-- START OF EXERCISE MATERIALS --
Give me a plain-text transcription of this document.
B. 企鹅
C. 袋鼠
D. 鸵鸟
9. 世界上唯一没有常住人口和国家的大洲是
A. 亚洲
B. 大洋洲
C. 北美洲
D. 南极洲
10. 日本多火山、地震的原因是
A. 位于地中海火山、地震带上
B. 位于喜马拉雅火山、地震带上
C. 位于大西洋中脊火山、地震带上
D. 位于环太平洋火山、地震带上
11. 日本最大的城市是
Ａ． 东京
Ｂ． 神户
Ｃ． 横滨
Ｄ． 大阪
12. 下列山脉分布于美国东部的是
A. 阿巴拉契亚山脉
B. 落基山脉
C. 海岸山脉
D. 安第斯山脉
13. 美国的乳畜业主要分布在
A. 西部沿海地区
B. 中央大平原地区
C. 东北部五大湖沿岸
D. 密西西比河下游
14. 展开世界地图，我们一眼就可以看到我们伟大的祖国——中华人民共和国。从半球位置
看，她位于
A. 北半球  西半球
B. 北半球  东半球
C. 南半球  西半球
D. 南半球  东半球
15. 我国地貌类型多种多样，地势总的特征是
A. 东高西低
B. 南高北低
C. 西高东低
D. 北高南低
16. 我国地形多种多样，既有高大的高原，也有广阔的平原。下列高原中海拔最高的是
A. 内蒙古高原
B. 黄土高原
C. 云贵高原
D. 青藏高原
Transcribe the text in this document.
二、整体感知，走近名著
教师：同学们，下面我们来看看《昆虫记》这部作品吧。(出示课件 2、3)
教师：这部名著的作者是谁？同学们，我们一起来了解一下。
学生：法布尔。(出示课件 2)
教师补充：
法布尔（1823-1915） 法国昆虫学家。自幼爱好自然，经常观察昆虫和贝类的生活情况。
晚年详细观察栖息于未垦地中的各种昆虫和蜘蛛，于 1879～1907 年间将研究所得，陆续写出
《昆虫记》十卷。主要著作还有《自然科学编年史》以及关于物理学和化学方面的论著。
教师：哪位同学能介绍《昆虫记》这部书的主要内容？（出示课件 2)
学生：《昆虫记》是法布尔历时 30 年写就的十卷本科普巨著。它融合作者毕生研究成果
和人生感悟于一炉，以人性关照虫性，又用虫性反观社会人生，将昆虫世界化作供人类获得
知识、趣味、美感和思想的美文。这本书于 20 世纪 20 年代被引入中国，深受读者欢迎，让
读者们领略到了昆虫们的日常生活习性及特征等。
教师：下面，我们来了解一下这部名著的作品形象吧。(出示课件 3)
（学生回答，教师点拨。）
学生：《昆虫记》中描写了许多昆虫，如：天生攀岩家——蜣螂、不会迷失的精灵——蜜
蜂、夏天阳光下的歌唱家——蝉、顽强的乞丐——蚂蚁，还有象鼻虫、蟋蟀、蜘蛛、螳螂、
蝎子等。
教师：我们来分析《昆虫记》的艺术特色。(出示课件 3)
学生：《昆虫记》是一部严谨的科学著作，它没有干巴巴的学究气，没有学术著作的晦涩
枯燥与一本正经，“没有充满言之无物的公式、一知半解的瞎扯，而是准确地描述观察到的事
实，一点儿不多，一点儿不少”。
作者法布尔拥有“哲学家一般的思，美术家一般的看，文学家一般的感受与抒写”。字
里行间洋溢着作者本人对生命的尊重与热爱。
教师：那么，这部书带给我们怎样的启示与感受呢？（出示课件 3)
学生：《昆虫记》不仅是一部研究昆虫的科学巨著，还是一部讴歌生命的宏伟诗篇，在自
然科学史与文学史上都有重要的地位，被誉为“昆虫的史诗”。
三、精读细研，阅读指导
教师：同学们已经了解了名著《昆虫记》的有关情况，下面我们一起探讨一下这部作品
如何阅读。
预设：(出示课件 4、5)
-- END OF EXERCISE MATERIALS --
REQUIREMENTS: Nothing should be left out: repeat all of the data exactly.

RESULT:
Give me a plain-text transcription of this document.
B. 企鹅
C. 袋鼠
D. 鸵鸟
9. 世界上唯一没有常住人口和国家的大洲是
A. 亚洲
B. 大洋洲
C. 北美洲
D. 南极洲
10. 日本多火山、地震的原因是
A. 位于地中海火山、地震带上
B. 位于喜马拉雅火山、地震带上
C. 位于大西洋中脊火山、地震带上
D. 位于环太平洋火山、地震带上
11. 日本最大的城市是
Ａ． 东京
Ｂ． 神户
Ｃ． 横滨
Ｄ． 大阪
12. 下列山脉分布于美国东部的是
A. 阿巴拉契亚山脉
B. 落基山脉
C. 海岸山脉
D. 安第斯山脉
13. 美国的乳畜业主要分布在
A. 西部沿海地区
B. 中央大平原地区
C. 东北部五大湖沿岸
D. 密西西比河下游
14. 展开世界地图，我们一眼就可以看到我们伟大的祖国——中华人民共和国。从半球位置
看，她位于
A. 北半球  西半球
B. 北半球  东半球
C. 南半球  西半球
D. 南半球  东半球
15. 我国地貌类型多种多样，地势总的特征是
A. 东高西低
B. 南高北低
C. 西高东低
D. 北高南低
16. 我国地形多种多样，既有高大的高原，也有广阔的平原。下列高原中海拔最高的是
A. 内蒙古高原
B. 黄土高原
C. 云贵高原
D. 青藏高原
Transcribe the text in this document.
二、整体感知，走近名著
教师：同学们，下面我们来看看《昆虫记》这部作品吧。(出示课件 2、3)
教师：这部名著的作者是谁？同学们，我们一起来了解一下。
学生：法布尔。(出示课件 2)
教师补充：
法布尔（1823-1915） 法国昆虫学家。自幼爱好自然，经常观察昆虫和贝类的生活情况。
晚年详细观察栖息于未垦地中的各种昆虫和蜘蛛，于 1879～1907 年间将研究所得，陆续写出
《昆虫记》十卷。主要著作还有《自然科学编年史》以及关于物理学和化学方面的论著。
教师：哪位同学能介绍《昆虫记》这部书的主要内容？（出示课件 2)
学生：《昆虫记》是法布尔历时 30 年写就的十卷本科普巨著。它融合作者毕生研究成果
和人生感悟于一炉，以人性关照虫性，又用虫性反观社会人生，将昆虫世界化作供人类获得
知识、趣味、美感和思想的美文。这本书于 20 世纪 20 年代被引入中国，深受读者欢迎，让
读者们领略到了昆虫们的日常生活习性及特征等。
教师：下面，我们来了解一下这部名著的作品形象吧。(出示课件 3)
（学生回答，教师点拨。）
学生：《昆虫记》中描写了许多昆虫，如：天生攀岩家——蜣螂、不会迷失的精灵——蜜
蜂、夏天阳光下的歌唱家——蝉、顽强的乞丐——蚂蚁，还有象鼻虫、蟋蟀、蜘蛛、螳螂、
蝎子等。
教师：我们来分析《昆虫记》的艺术特色。(出示课件 3)
学生：《昆虫记》是一部严谨的科学著作，它没有干巴巴的学究气，没有学术著作的晦涩
枯燥与一本正经，“没有充满言之无物的公式、一知半解的瞎扯，而是准确地描述观察到的事
实，一点儿不多，一点儿不少”。
作者法布尔拥有“哲学家一般的思，美术家一般的看，文学家一般的感受与抒写”。字
里行间洋溢着作者本人对生命的尊重与热爱。
教师：那么，这部书带给我们怎样的启示与感受呢？（出示课件 3)
学生：《昆虫记》不仅是一部研究昆虫的科学巨著，还是一部讴歌生命的宏伟诗篇，在自
然科学史与文学史上都有重要的地位，被誉为“昆虫的史诗”。
三、精读细研，阅读指导
教师：同学们已经了解了名著《昆虫记》的有关情况，下面我们一起探讨一下这部作品
如何阅读。
预设：(出示课件 4、5)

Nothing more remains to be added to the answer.